**To be done:** Write out the material again exactly, please, and omit the pictures.

**Provided data:**
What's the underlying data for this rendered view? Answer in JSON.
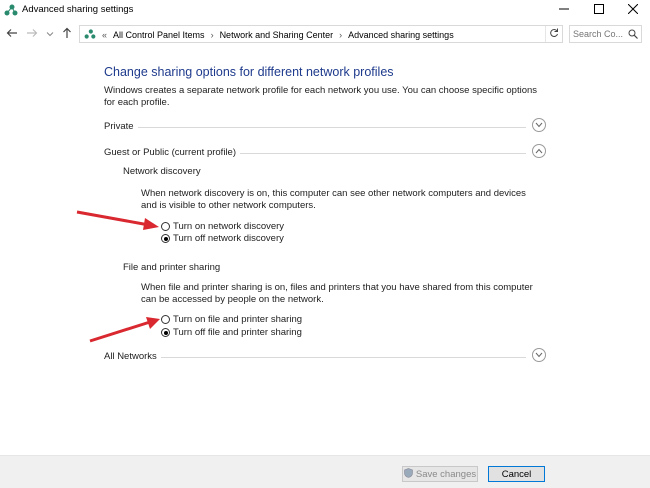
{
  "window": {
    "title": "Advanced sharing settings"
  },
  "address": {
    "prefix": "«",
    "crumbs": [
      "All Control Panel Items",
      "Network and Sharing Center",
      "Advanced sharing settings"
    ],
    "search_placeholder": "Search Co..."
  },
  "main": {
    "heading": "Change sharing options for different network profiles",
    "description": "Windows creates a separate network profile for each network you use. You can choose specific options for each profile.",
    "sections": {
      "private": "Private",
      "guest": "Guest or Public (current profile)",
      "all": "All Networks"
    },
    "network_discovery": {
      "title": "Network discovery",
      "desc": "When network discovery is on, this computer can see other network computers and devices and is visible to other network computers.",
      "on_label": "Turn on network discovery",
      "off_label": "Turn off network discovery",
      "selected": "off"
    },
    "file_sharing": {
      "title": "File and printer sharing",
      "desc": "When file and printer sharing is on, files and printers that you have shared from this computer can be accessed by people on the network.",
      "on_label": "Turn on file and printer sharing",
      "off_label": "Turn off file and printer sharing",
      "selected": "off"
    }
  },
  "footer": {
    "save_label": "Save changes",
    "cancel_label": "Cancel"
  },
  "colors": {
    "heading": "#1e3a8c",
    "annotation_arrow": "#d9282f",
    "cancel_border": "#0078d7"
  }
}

**Output for this task:**
What's the underlying data for this rendered view? Answer in JSON.
{
  "window": {
    "title": "Advanced sharing settings"
  },
  "address": {
    "prefix": "«",
    "crumbs": [
      "All Control Panel Items",
      "Network and Sharing Center",
      "Advanced sharing settings"
    ],
    "search_placeholder": "Search Co..."
  },
  "main": {
    "heading": "Change sharing options for different network profiles",
    "description": "Windows creates a separate network profile for each network you use. You can choose specific options for each profile.",
    "sections": {
      "private": "Private",
      "guest": "Guest or Public (current profile)",
      "all": "All Networks"
    },
    "network_discovery": {
      "title": "Network discovery",
      "desc": "When network discovery is on, this computer can see other network computers and devices and is visible to other network computers.",
      "on_label": "Turn on network discovery",
      "off_label": "Turn off network discovery",
      "selected": "off"
    },
    "file_sharing": {
      "title": "File and printer sharing",
      "desc": "When file and printer sharing is on, files and printers that you have shared from this computer can be accessed by people on the network.",
      "on_label": "Turn on file and printer sharing",
      "off_label": "Turn off file and printer sharing",
      "selected": "off"
    }
  },
  "footer": {
    "save_label": "Save changes",
    "cancel_label": "Cancel"
  },
  "colors": {
    "heading": "#1e3a8c",
    "annotation_arrow": "#d9282f",
    "cancel_border": "#0078d7"
  }
}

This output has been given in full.